### WHAT IS REQUIRED
Go through the listing and pick out each line with the word "Type" in it.

>>>

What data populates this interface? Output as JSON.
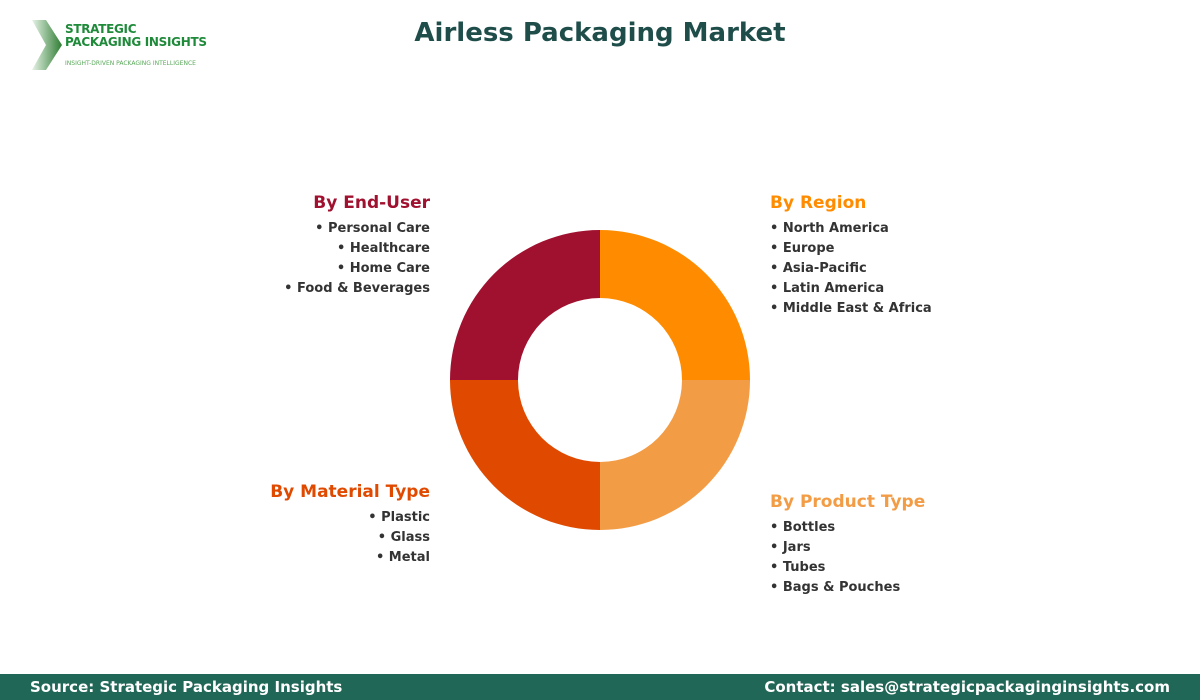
{
  "logo": {
    "line1": "STRATEGIC",
    "line2": "PACKAGING INSIGHTS",
    "tagline": "INSIGHT-DRIVEN PACKAGING INTELLIGENCE"
  },
  "title": "Airless Packaging Market",
  "segments": [
    {
      "heading": "By Region",
      "color": "#FF8C00",
      "items": [
        "North America",
        "Europe",
        "Asia-Pacific",
        "Latin America",
        "Middle East & Africa"
      ]
    },
    {
      "heading": "By Product Type",
      "color": "#F39C46",
      "items": [
        "Bottles",
        "Jars",
        "Tubes",
        "Bags & Pouches"
      ]
    },
    {
      "heading": "By Material Type",
      "color": "#E04A00",
      "items": [
        "Plastic",
        "Glass",
        "Metal"
      ]
    },
    {
      "heading": "By End-User",
      "color": "#A0102F",
      "items": [
        "Personal Care",
        "Healthcare",
        "Home Care",
        "Food & Beverages"
      ]
    }
  ],
  "footer": {
    "source": "Source: Strategic Packaging Insights",
    "contact": "Contact: sales@strategicpackaginginsights.com"
  }
}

<<<

### ANSWER TO THE TASK
      "heading": "By Product Type",
      "heading": "By Material Type",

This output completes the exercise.